Provided data:

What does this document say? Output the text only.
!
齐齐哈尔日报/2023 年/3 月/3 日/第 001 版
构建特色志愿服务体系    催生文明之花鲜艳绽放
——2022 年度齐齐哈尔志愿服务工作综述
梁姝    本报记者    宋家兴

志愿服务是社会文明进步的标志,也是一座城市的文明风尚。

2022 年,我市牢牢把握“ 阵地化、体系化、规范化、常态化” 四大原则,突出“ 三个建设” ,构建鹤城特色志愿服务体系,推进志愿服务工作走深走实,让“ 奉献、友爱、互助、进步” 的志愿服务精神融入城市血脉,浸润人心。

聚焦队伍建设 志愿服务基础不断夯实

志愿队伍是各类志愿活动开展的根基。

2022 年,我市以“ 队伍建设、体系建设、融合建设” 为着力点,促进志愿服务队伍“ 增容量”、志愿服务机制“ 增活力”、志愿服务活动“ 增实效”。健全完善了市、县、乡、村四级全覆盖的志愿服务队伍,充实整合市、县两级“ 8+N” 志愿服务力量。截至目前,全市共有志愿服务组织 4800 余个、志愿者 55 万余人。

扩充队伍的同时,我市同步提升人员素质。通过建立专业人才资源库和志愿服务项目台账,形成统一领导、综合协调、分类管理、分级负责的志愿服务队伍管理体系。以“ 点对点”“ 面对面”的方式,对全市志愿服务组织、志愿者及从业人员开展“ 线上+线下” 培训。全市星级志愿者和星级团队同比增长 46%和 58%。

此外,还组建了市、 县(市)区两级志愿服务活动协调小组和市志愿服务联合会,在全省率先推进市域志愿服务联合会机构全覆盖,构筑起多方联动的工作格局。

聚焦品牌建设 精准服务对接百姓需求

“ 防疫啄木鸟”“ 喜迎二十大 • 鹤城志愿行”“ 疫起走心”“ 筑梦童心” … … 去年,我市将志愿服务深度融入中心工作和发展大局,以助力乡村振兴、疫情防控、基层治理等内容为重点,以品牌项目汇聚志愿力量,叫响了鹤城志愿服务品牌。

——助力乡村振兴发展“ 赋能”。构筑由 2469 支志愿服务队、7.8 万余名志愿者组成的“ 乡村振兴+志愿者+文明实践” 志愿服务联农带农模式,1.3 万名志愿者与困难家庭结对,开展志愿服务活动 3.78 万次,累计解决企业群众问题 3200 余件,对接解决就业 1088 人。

Aim of the exercise:
Repeat each record in full; every line must match exactly.

Response for this exercise:
What does this document say? Output the text only.
!
齐齐哈尔日报/2023 年/3 月/3 日/第 001 版
构建特色志愿服务体系    催生文明之花鲜艳绽放
——2022 年度齐齐哈尔志愿服务工作综述
梁姝    本报记者    宋家兴

志愿服务是社会文明进步的标志,也是一座城市的文明风尚。

2022 年,我市牢牢把握“ 阵地化、体系化、规范化、常态化” 四大原则,突出“ 三个建设” ,构建鹤城特色志愿服务体系,推进志愿服务工作走深走实,让“ 奉献、友爱、互助、进步” 的志愿服务精神融入城市血脉,浸润人心。

聚焦队伍建设 志愿服务基础不断夯实

志愿队伍是各类志愿活动开展的根基。

2022 年,我市以“ 队伍建设、体系建设、融合建设” 为着力点,促进志愿服务队伍“ 增容量”、志愿服务机制“ 增活力”、志愿服务活动“ 增实效”。健全完善了市、县、乡、村四级全覆盖的志愿服务队伍,充实整合市、县两级“ 8+N” 志愿服务力量。截至目前,全市共有志愿服务组织 4800 余个、志愿者 55 万余人。

扩充队伍的同时,我市同步提升人员素质。通过建立专业人才资源库和志愿服务项目台账,形成统一领导、综合协调、分类管理、分级负责的志愿服务队伍管理体系。以“ 点对点”“ 面对面”的方式,对全市志愿服务组织、志愿者及从业人员开展“ 线上+线下” 培训。全市星级志愿者和星级团队同比增长 46%和 58%。

此外,还组建了市、 县(市)区两级志愿服务活动协调小组和市志愿服务联合会,在全省率先推进市域志愿服务联合会机构全覆盖,构筑起多方联动的工作格局。

聚焦品牌建设 精准服务对接百姓需求

“ 防疫啄木鸟”“ 喜迎二十大 • 鹤城志愿行”“ 疫起走心”“ 筑梦童心” … … 去年,我市将志愿服务深度融入中心工作和发展大局,以助力乡村振兴、疫情防控、基层治理等内容为重点,以品牌项目汇聚志愿力量,叫响了鹤城志愿服务品牌。

——助力乡村振兴发展“ 赋能”。构筑由 2469 支志愿服务队、7.8 万余名志愿者组成的“ 乡村振兴+志愿者+文明实践” 志愿服务联农带农模式,1.3 万名志愿者与困难家庭结对,开展志愿服务活动 3.78 万次,累计解决企业群众问题 3200 余件,对接解决就业 1088 人。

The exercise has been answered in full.